_TO BE DONE:_
Write out the complete material exactly as it stands.

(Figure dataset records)
- - -
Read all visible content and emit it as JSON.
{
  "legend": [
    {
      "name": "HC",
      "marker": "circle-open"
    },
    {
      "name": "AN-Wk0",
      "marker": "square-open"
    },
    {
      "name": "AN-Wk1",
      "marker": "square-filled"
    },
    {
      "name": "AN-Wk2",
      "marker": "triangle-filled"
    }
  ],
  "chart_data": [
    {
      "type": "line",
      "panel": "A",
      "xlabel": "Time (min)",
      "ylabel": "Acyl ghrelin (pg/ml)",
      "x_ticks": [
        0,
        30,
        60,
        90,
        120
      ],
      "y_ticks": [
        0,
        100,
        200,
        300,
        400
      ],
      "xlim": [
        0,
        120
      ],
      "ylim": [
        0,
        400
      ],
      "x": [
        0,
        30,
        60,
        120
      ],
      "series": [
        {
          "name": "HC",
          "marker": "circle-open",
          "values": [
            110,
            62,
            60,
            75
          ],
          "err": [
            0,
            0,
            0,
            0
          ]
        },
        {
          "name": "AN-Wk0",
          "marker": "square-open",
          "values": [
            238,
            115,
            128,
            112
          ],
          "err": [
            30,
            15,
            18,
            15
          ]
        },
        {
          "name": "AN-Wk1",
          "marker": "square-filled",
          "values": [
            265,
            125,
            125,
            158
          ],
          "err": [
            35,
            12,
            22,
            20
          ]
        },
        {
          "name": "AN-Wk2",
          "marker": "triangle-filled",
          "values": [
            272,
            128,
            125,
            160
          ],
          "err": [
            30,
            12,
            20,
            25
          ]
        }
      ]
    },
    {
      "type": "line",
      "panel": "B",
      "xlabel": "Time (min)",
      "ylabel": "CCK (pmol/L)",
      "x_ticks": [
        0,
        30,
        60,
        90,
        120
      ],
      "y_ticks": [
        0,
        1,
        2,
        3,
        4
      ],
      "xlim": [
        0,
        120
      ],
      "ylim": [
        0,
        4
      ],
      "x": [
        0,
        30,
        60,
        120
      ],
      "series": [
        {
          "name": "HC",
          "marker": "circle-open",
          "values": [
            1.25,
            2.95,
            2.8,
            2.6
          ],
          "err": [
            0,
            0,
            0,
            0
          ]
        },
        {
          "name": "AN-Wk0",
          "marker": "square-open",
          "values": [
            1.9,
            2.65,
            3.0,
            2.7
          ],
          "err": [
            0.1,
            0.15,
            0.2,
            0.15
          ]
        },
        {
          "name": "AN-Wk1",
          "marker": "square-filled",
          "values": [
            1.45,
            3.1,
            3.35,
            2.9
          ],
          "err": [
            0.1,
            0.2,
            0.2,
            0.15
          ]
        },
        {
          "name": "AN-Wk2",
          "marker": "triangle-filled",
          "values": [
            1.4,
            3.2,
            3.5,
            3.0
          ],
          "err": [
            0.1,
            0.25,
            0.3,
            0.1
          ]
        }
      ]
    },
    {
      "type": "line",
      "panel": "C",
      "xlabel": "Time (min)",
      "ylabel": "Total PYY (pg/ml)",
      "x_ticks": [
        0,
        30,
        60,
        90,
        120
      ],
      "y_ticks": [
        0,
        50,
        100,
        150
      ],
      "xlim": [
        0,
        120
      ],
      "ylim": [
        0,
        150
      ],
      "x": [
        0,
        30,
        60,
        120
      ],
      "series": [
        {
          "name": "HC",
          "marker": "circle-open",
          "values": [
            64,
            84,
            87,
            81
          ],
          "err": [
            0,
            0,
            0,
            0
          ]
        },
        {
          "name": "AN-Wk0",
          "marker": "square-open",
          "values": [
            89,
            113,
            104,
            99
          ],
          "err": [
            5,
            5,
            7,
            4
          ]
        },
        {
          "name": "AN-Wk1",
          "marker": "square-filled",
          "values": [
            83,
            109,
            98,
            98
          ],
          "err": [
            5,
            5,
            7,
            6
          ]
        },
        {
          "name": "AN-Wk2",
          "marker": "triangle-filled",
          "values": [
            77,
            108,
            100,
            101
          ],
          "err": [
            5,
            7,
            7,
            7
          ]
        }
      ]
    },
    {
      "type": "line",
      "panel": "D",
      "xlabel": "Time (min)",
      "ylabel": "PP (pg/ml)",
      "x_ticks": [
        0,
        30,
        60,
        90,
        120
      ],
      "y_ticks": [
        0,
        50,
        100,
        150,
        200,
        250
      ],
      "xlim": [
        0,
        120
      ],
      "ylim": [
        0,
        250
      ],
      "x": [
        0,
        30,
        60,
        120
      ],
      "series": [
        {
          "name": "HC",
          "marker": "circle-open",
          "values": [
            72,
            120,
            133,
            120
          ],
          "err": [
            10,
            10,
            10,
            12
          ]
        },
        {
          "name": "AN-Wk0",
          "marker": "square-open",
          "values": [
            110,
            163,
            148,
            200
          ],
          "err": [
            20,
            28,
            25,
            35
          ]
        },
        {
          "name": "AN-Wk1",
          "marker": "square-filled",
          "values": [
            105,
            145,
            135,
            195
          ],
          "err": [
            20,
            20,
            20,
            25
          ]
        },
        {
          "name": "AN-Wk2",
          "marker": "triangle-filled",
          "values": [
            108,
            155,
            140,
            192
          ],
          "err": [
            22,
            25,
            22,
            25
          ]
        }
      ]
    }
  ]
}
- - -
_OUTPUT FOR THIS TASK:_
Read all visible content and emit it as JSON.
{
  "legend": [
    {
      "name": "HC",
      "marker": "circle-open"
    },
    {
      "name": "AN-Wk0",
      "marker": "square-open"
    },
    {
      "name": "AN-Wk1",
      "marker": "square-filled"
    },
    {
      "name": "AN-Wk2",
      "marker": "triangle-filled"
    }
  ],
  "chart_data": [
    {
      "type": "line",
      "panel": "A",
      "xlabel": "Time (min)",
      "ylabel": "Acyl ghrelin (pg/ml)",
      "x_ticks": [
        0,
        30,
        60,
        90,
        120
      ],
      "y_ticks": [
        0,
        100,
        200,
        300,
        400
      ],
      "xlim": [
        0,
        120
      ],
      "ylim": [
        0,
        400
      ],
      "x": [
        0,
        30,
        60,
        120
      ],
      "series": [
        {
          "name": "HC",
          "marker": "circle-open",
          "values": [
            110,
            62,
            60,
            75
          ],
          "err": [
            0,
            0,
            0,
            0
          ]
        },
        {
          "name": "AN-Wk0",
          "marker": "square-open",
          "values": [
            238,
            115,
            128,
            112
          ],
          "err": [
            30,
            15,
            18,
            15
          ]
        },
        {
          "name": "AN-Wk1",
          "marker": "square-filled",
          "values": [
            265,
            125,
            125,
            158
          ],
          "err": [
            35,
            12,
            22,
            20
          ]
        },
        {
          "name": "AN-Wk2",
          "marker": "triangle-filled",
          "values": [
            272,
            128,
            125,
            160
          ],
          "err": [
            30,
            12,
            20,
            25
          ]
        }
      ]
    },
    {
      "type": "line",
      "panel": "B",
      "xlabel": "Time (min)",
      "ylabel": "CCK (pmol/L)",
      "x_ticks": [
        0,
        30,
        60,
        90,
        120
      ],
      "y_ticks": [
        0,
        1,
        2,
        3,
        4
      ],
      "xlim": [
        0,
        120
      ],
      "ylim": [
        0,
        4
      ],
      "x": [
        0,
        30,
        60,
        120
      ],
      "series": [
        {
          "name": "HC",
          "marker": "circle-open",
          "values": [
            1.25,
            2.95,
            2.8,
            2.6
          ],
          "err": [
            0,
            0,
            0,
            0
          ]
        },
        {
          "name": "AN-Wk0",
          "marker": "square-open",
          "values": [
            1.9,
            2.65,
            3.0,
            2.7
          ],
          "err": [
            0.1,
            0.15,
            0.2,
            0.15
          ]
        },
        {
          "name": "AN-Wk1",
          "marker": "square-filled",
          "values": [
            1.45,
            3.1,
            3.35,
            2.9
          ],
          "err": [
            0.1,
            0.2,
            0.2,
            0.15
          ]
        },
        {
          "name": "AN-Wk2",
          "marker": "triangle-filled",
          "values": [
            1.4,
            3.2,
            3.5,
            3.0
          ],
          "err": [
            0.1,
            0.25,
            0.3,
            0.1
          ]
        }
      ]
    },
    {
      "type": "line",
      "panel": "C",
      "xlabel": "Time (min)",
      "ylabel": "Total PYY (pg/ml)",
      "x_ticks": [
        0,
        30,
        60,
        90,
        120
      ],
      "y_ticks": [
        0,
        50,
        100,
        150
      ],
      "xlim": [
        0,
        120
      ],
      "ylim": [
        0,
        150
      ],
      "x": [
        0,
        30,
        60,
        120
      ],
      "series": [
        {
          "name": "HC",
          "marker": "circle-open",
          "values": [
            64,
            84,
            87,
            81
          ],
          "err": [
            0,
            0,
            0,
            0
          ]
        },
        {
          "name": "AN-Wk0",
          "marker": "square-open",
          "values": [
            89,
            113,
            104,
            99
          ],
          "err": [
            5,
            5,
            7,
            4
          ]
        },
        {
          "name": "AN-Wk1",
          "marker": "square-filled",
          "values": [
            83,
            109,
            98,
            98
          ],
          "err": [
            5,
            5,
            7,
            6
          ]
        },
        {
          "name": "AN-Wk2",
          "marker": "triangle-filled",
          "values": [
            77,
            108,
            100,
            101
          ],
          "err": [
            5,
            7,
            7,
            7
          ]
        }
      ]
    },
    {
      "type": "line",
      "panel": "D",
      "xlabel": "Time (min)",
      "ylabel": "PP (pg/ml)",
      "x_ticks": [
        0,
        30,
        60,
        90,
        120
      ],
      "y_ticks": [
        0,
        50,
        100,
        150,
        200,
        250
      ],
      "xlim": [
        0,
        120
      ],
      "ylim": [
        0,
        250
      ],
      "x": [
        0,
        30,
        60,
        120
      ],
      "series": [
        {
          "name": "HC",
          "marker": "circle-open",
          "values": [
            72,
            120,
            133,
            120
          ],
          "err": [
            10,
            10,
            10,
            12
          ]
        },
        {
          "name": "AN-Wk0",
          "marker": "square-open",
          "values": [
            110,
            163,
            148,
            200
          ],
          "err": [
            20,
            28,
            25,
            35
          ]
        },
        {
          "name": "AN-Wk1",
          "marker": "square-filled",
          "values": [
            105,
            145,
            135,
            195
          ],
          "err": [
            20,
            20,
            20,
            25
          ]
        },
        {
          "name": "AN-Wk2",
          "marker": "triangle-filled",
          "values": [
            108,
            155,
            140,
            192
          ],
          "err": [
            22,
            25,
            22,
            25
          ]
        }
      ]
    }
  ]
}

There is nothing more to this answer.